Ontario Lottery and Gaming Corporation


NATURE OF THE APPEAL:

 

The Ontario Lottery and Gaming Commission (the Gaming Commission) received a request under the Freedom of Information and Protection of Privacy Act (the Act) for access to information relating to a named individual who was purported to have won in the LOTO 6/49 draw on November 11, 1992 or November 14, 1992. 

 

The Gaming Commission responded as follows: “[a] search of our winners’ database indicates that no records exist under the name of [named individual].”

 

The requester appealed the decision, as she believes that the record exists. 

 

I provided a Notice of Inquiry to the appellant and the Gaming Commission and informed them that an oral inquiry will be held to determine whether the Gaming Commission had conducted a reasonable search for records responsive to the request.  The inquiry was conducted via teleconference.    Present with the appellant were her legal counsel and a witness.  Present on behalf of the Gaming Commission were its Information and Privacy Co-ordinator, its legal counsel and a supervisor with the Gaming Commission’s Prize Office.  Both the appellant and the Gaming Commission provided oral representations.

------------------------------------------------------------------------

Written instruction 1:
According to the appeal text, how was the oral inquiry conducted?
The appeal text and the records have no connection to each other.

Extracted records:
------------------------------------------------------------------------

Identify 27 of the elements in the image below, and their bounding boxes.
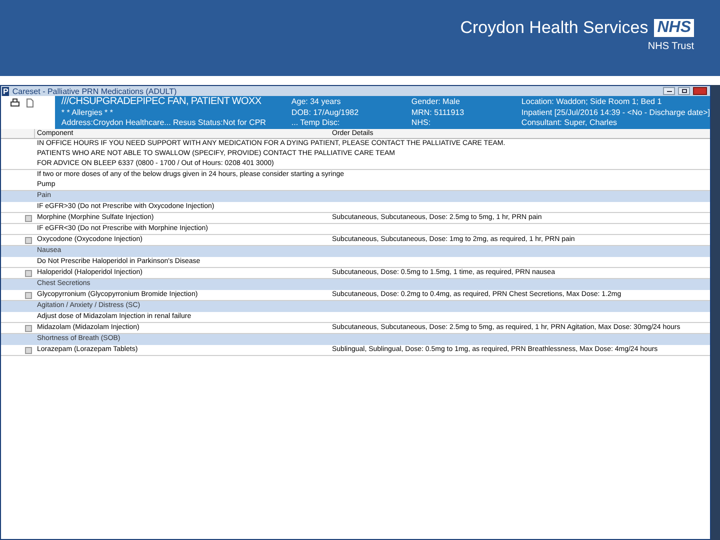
minimize-button[interactable] (663, 87, 675, 95)
banner-text: Age: 34 years (291, 96, 342, 108)
checkbox[interactable] (25, 346, 32, 354)
app-icon: P (2, 86, 10, 96)
banner-text: Address:Croydon Healthcare... Resus Status:Not for CPR (61, 118, 267, 128)
banner-text: MRN: 5111913 (411, 108, 466, 118)
banner-text: NHS: (411, 118, 432, 128)
checkbox[interactable] (25, 236, 32, 244)
banner-text: ///CHSUPGRADEPIPEC FAN, PATIENT WOXX (61, 96, 262, 108)
banner-text: ... Temp Disc: (291, 118, 341, 128)
checkbox[interactable] (25, 214, 32, 222)
checkbox[interactable] (25, 292, 32, 298)
window-title: Careset - Palliative PRN Medications (ADULT) (12, 86, 177, 96)
banner-text: Location: Waddon; Side Room 1; Bed 1 (521, 96, 663, 108)
maximize-button[interactable] (678, 87, 690, 95)
banner-text: DOB: 17/Aug/1982 (291, 108, 360, 118)
banner-text: Inpatient [25/Jul/2016 14:39 - <No - Discharge date>] (521, 108, 710, 118)
checkbox[interactable] (25, 270, 32, 276)
checkbox[interactable] (25, 324, 32, 332)
trust-name: NHS Trust (648, 40, 694, 54)
document-icon[interactable] (25, 98, 35, 108)
banner-text: Gender: Male (411, 96, 461, 108)
nhs-logo: NHS (654, 19, 694, 37)
banner-text: * * Allergies * * (61, 108, 114, 118)
banner-text: Consultant: Super, Charles (521, 118, 618, 128)
printer-icon[interactable] (10, 98, 20, 108)
organisation-name: Croydon Health Services (460, 18, 648, 38)
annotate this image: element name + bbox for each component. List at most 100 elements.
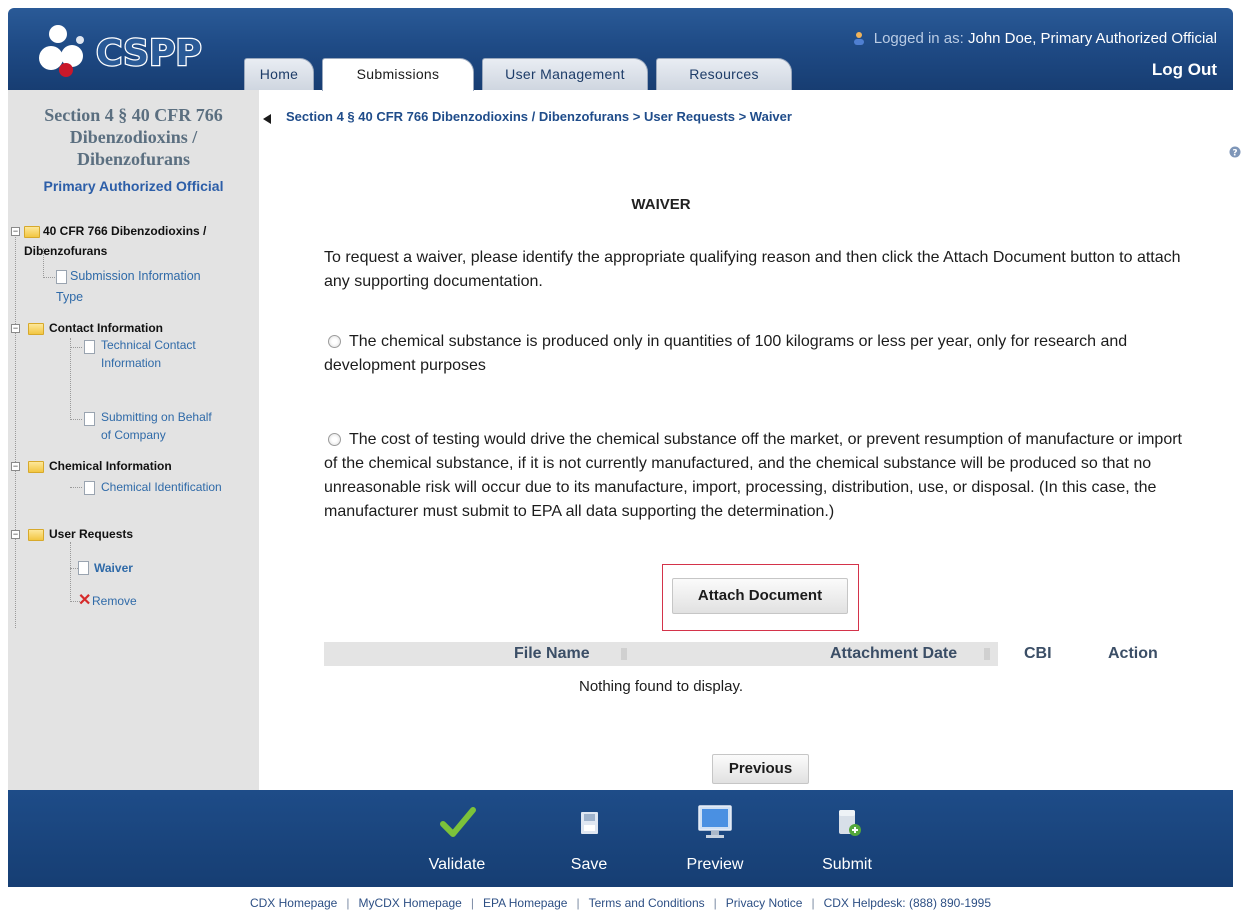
validate-button[interactable]: Validate <box>412 790 502 887</box>
collapse-root-toggle[interactable]: − <box>11 227 20 236</box>
column-header-action[interactable]: Action <box>1108 642 1158 666</box>
attach-document-button[interactable]: Attach Document <box>672 578 848 614</box>
tree-item-remove[interactable]: Remove <box>92 591 172 611</box>
tree-root[interactable]: 40 CFR 766 Dibenzodioxins / <box>43 221 259 241</box>
save-button[interactable]: Save <box>544 790 634 887</box>
footer-link-privacy[interactable]: Privacy Notice <box>726 896 803 910</box>
sidebar: Section 4 § 40 CFR 766 Dibenzodioxins / … <box>8 90 259 790</box>
document-icon <box>56 270 67 284</box>
document-icon <box>78 561 89 575</box>
column-header-attachment-date[interactable]: Attachment Date <box>830 642 957 666</box>
tab-user-management[interactable]: User Management <box>482 58 648 90</box>
tree-item-label: Submission Information <box>70 269 201 283</box>
logout-link[interactable]: Log Out <box>1152 60 1217 80</box>
folder-icon <box>28 529 44 541</box>
sort-icon <box>984 648 990 660</box>
header: CSPP Logged in as: John Doe, Primary Aut… <box>0 0 1241 91</box>
empty-table-message: Nothing found to display. <box>579 678 743 695</box>
waiver-option-2-radio[interactable] <box>328 433 341 446</box>
tree-folder-chemical-information[interactable]: Chemical Information <box>49 456 249 476</box>
footer-link-terms[interactable]: Terms and Conditions <box>589 896 705 910</box>
save-label: Save <box>570 856 608 873</box>
footer-separator: | <box>576 896 580 910</box>
save-icon <box>581 812 598 834</box>
tree-folder-contact-information[interactable]: Contact Information <box>49 318 249 338</box>
folder-icon <box>28 461 44 473</box>
collapse-contact-toggle[interactable]: − <box>11 324 20 333</box>
tree-line <box>70 542 71 602</box>
waiver-option-2: The cost of testing would drive the chem… <box>324 428 1184 524</box>
tree-line <box>15 232 16 628</box>
document-icon <box>84 412 95 426</box>
sidebar-title-line: Dibenzofurans <box>76 149 190 169</box>
tree-line <box>43 277 57 278</box>
sort-icon <box>621 648 627 660</box>
breadcrumb[interactable]: Section 4 § 40 CFR 766 Dibenzodioxins / … <box>286 109 792 124</box>
tree-item-label: Information <box>101 356 162 370</box>
tree-line <box>70 338 71 420</box>
cspp-logo[interactable]: CSPP <box>36 20 226 80</box>
tree-line <box>70 347 82 348</box>
help-icon[interactable]: ? <box>1229 146 1241 158</box>
collapse-chemical-toggle[interactable]: − <box>11 462 20 471</box>
document-icon <box>84 340 95 354</box>
submit-label: Submit <box>822 856 872 873</box>
tree-line <box>70 487 82 488</box>
attachments-table-header: File Name Attachment Date CBI Action <box>324 642 1158 666</box>
sidebar-title: Section 4 § 40 CFR 766 Dibenzodioxins / … <box>8 104 259 170</box>
waiver-option-1-radio[interactable] <box>328 335 341 348</box>
page-title: WAIVER <box>631 196 691 213</box>
footer-link-cdx-homepage[interactable]: CDX Homepage <box>250 896 337 910</box>
tree-item-submission-information-type[interactable]: Submission Information <box>70 266 250 286</box>
preview-button[interactable]: Preview <box>670 790 760 887</box>
column-header-file-name[interactable]: File Name <box>514 642 590 666</box>
preview-label: Preview <box>686 856 744 873</box>
logged-in-user: Logged in as: John Doe, Primary Authoriz… <box>852 30 1217 49</box>
intro-text: To request a waiver, please identify the… <box>324 249 1181 290</box>
tree-item-technical-contact[interactable]: Technical Contact Information <box>101 336 251 372</box>
footer-link-helpdesk[interactable]: CDX Helpdesk: (888) 890-1995 <box>824 896 991 910</box>
tree-item-label: Technical Contact <box>101 338 196 352</box>
footer-separator: | <box>346 896 350 910</box>
tree-item-label: of Company <box>101 428 166 442</box>
tree-item-submission-information-type-cont[interactable]: Type <box>56 287 156 307</box>
submit-button[interactable]: Submit <box>802 790 892 887</box>
folder-icon <box>24 226 40 238</box>
tree-root-label-cont[interactable]: Dibenzofurans <box>24 241 240 261</box>
footer-separator: | <box>811 896 815 910</box>
bottom-toolbar: Validate Save Preview Submit <box>8 790 1233 887</box>
logged-in-label: Logged in as: <box>873 30 964 47</box>
checkmark-icon <box>440 807 476 837</box>
waiver-option-1: The chemical substance is produced only … <box>324 330 1184 378</box>
logged-in-name: John Doe, Primary Authorized Official <box>967 30 1217 47</box>
waiver-option-2-label: The cost of testing would drive the chem… <box>324 431 1182 520</box>
footer-link-epa-homepage[interactable]: EPA Homepage <box>483 896 568 910</box>
previous-button[interactable]: Previous <box>712 754 809 784</box>
tab-home[interactable]: Home <box>244 58 314 90</box>
validate-label: Validate <box>428 856 486 873</box>
folder-icon <box>28 323 44 335</box>
tree-line <box>70 419 82 420</box>
footer-separator: | <box>713 896 717 910</box>
footer-separator: | <box>470 896 474 910</box>
document-icon <box>84 481 95 495</box>
tab-resources[interactable]: Resources <box>656 58 792 90</box>
cspp-logo-graphic: CSPP <box>39 25 203 77</box>
sidebar-role: Primary Authorized Official <box>43 178 224 194</box>
tree-folder-user-requests[interactable]: User Requests <box>49 524 249 544</box>
collapse-sidebar-icon[interactable] <box>263 114 271 124</box>
collapse-user-requests-toggle[interactable]: − <box>11 530 20 539</box>
tree-item-waiver[interactable]: Waiver <box>94 558 174 578</box>
footer-link-mycdx-homepage[interactable]: MyCDX Homepage <box>358 896 461 910</box>
tree-item-chemical-identification[interactable]: Chemical Identification <box>101 477 261 497</box>
tree-root-label: 40 CFR 766 Dibenzodioxins / <box>43 224 207 238</box>
footer: CDX Homepage | MyCDX Homepage | EPA Homepage… <box>0 896 1241 910</box>
sidebar-title-line: Dibenzodioxins / <box>69 127 198 147</box>
column-header-cbi[interactable]: CBI <box>1024 642 1052 666</box>
tree-item-label: Submitting on Behalf <box>101 410 212 424</box>
svg-text:CSPP: CSPP <box>96 33 202 74</box>
tree-item-submitting-on-behalf[interactable]: Submitting on Behalf of Company <box>101 408 261 444</box>
tab-submissions[interactable]: Submissions <box>322 58 474 91</box>
user-icon <box>852 31 866 49</box>
monitor-icon <box>698 805 732 838</box>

------------------------------------------------------------------------

Written instruction 2:
Please arrange these lines from the records as a numbered list, leaving out any blank lines: begin at the line that contains "minimize-button[interactable] (663, 87, 675, 95)" and stop after the line that contains "banner-text: Address:Croydon Healthcare...".

Exercise result 1:
It was conducted via teleconference.

Exercise result 2:
1. minimize-button[interactable] (663, 87, 675, 95)
2. banner-text: Age: 34 years (291, 96, 342, 108)
3. checkbox[interactable] (25, 346, 32, 354)
4. app-icon: P (2, 86, 10, 96)
5. banner-text: Address:Croydon Healthcare... Resus Status:Not for CPR (61, 118, 267, 128)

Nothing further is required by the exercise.